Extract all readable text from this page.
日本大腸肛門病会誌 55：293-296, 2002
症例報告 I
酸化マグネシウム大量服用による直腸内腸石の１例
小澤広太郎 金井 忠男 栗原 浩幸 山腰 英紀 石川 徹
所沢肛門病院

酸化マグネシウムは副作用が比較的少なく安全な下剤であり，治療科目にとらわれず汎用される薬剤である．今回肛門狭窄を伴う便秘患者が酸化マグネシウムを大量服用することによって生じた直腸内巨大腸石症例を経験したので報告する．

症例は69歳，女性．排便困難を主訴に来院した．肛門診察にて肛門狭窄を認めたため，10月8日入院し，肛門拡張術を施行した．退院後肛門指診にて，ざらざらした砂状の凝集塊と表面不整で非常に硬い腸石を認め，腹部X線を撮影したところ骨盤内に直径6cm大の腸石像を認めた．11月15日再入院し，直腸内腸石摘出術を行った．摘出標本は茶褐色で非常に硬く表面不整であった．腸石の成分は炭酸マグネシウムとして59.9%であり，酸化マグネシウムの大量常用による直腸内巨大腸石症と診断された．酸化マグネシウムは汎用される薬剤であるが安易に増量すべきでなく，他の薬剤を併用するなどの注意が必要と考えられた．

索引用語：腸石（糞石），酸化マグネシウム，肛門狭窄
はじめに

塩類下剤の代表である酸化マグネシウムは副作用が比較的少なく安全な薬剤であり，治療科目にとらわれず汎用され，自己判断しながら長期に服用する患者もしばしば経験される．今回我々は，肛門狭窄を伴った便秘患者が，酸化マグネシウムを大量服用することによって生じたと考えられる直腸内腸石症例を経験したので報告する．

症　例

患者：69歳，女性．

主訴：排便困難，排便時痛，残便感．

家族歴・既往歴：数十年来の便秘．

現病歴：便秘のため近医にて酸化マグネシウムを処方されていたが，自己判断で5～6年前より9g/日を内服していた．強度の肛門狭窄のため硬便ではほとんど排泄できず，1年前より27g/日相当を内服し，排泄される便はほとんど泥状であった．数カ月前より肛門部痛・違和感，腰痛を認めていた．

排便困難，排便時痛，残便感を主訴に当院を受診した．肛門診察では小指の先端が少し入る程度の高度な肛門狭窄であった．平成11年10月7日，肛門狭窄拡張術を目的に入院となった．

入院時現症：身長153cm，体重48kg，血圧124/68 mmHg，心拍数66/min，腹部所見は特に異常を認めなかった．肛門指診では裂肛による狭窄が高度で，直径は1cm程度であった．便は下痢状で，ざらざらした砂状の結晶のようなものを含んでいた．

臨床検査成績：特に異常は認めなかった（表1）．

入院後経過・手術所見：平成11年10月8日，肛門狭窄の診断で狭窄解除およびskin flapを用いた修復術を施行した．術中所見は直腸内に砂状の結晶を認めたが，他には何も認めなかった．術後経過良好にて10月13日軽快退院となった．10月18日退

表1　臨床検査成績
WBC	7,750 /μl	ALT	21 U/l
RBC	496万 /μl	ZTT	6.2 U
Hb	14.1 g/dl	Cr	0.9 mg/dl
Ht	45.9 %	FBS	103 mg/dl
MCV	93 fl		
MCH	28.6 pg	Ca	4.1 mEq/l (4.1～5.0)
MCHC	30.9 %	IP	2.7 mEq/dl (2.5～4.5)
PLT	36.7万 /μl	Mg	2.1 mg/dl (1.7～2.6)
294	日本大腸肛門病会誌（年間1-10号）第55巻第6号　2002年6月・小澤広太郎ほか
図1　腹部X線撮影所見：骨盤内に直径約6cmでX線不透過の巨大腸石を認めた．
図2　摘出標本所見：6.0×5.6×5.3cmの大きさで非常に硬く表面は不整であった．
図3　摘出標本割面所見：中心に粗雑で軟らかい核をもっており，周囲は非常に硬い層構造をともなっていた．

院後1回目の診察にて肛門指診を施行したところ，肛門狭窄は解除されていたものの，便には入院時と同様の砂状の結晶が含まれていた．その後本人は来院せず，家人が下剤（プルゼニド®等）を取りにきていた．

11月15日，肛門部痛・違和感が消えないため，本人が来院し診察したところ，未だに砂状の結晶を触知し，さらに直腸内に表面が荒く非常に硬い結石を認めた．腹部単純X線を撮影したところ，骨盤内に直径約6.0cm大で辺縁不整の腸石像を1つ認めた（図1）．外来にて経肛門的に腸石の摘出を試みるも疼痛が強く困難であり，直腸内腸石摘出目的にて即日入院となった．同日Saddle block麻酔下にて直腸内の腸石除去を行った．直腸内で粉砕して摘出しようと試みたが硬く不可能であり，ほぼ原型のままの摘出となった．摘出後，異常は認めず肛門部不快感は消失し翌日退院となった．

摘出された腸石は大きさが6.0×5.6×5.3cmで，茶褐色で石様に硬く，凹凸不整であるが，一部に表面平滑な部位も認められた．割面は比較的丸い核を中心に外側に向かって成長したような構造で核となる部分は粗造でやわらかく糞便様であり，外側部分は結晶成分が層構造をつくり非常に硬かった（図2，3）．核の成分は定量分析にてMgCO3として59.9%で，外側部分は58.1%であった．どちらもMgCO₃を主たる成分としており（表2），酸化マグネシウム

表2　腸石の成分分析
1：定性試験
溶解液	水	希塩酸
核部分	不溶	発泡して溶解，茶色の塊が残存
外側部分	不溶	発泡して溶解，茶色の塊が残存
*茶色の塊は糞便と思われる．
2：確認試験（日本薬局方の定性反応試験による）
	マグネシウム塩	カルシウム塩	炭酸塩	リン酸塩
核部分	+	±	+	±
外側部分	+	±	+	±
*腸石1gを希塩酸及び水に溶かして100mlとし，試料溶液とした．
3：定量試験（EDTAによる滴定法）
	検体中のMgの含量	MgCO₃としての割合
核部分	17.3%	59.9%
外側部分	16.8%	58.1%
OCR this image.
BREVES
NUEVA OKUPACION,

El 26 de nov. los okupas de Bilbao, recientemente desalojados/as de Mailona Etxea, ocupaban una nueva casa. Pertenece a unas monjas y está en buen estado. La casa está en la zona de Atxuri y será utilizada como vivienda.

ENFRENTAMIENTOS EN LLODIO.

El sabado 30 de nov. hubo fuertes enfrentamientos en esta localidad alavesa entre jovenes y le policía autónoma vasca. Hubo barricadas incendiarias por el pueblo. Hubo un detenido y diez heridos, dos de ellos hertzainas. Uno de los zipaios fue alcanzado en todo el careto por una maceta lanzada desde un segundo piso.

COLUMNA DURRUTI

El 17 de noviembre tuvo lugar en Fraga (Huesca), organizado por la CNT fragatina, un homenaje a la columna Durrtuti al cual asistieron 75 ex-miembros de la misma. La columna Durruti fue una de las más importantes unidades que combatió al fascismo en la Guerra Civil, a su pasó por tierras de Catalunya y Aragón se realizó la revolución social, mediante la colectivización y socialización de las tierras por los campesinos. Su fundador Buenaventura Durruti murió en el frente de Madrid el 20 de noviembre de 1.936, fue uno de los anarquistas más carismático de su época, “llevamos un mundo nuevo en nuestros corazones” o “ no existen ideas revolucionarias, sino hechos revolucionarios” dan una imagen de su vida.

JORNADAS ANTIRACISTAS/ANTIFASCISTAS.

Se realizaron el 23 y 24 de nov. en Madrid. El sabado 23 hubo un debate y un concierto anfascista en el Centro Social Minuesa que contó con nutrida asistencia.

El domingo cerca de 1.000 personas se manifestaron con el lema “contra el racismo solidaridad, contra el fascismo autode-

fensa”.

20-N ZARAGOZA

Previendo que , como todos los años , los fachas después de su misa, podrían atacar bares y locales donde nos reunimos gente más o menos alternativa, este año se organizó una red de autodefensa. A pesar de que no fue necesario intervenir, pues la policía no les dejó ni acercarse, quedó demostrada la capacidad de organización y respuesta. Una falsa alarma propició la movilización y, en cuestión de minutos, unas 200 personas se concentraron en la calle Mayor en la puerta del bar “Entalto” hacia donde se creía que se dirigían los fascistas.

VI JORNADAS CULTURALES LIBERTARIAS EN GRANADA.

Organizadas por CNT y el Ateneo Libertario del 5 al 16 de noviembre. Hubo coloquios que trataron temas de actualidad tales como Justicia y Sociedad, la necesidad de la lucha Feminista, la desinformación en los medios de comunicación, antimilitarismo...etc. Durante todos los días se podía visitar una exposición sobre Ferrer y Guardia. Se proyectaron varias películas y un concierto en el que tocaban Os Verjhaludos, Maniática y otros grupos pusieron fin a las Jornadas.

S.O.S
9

────────────────

■ **Your task**
Pull out each line of the listing that holds the string "como".

■ **Task response**
El 26 de nov. los okupas de Bilbao, recientemente desalojados/as de Mailona Etxea, ocupaban una nueva casa. Pertenece a unas monjas y está en buen estado. La casa está en la zona de Atxuri y será utilizada como vivienda.
Previendo que , como todos los años , los fachas después de su misa, podrían atacar bares y locales donde nos reunimos gente más o menos alternativa, este año se organizó una red de autodefensa. A pesar de que no fue necesario intervenir, pues la policía no les dejó ni acercarse, quedó demostrada la capacidad de organización y respuesta. Una falsa alarma propició la movilización y, en cuestión de minutos, unas 200 personas se concentraron en la calle Mayor en la puerta del bar “Entalto” hacia donde se creía que se dirigían los fascistas.
Organizadas por CNT y el Ateneo Libertario del 5 al 16 de noviembre. Hubo coloquios que trataron temas de actualidad tales como Justicia y Sociedad, la necesidad de la lucha Feminista, la desinformación en los medios de comunicación, antimilitarismo...etc. Durante todos los días se podía visitar una exposición sobre Ferrer y Guardia. Se proyectaron varias películas y un concierto en el que tocaban Os Verjhaludos, Maniática y otros grupos pusieron fin a las Jornadas.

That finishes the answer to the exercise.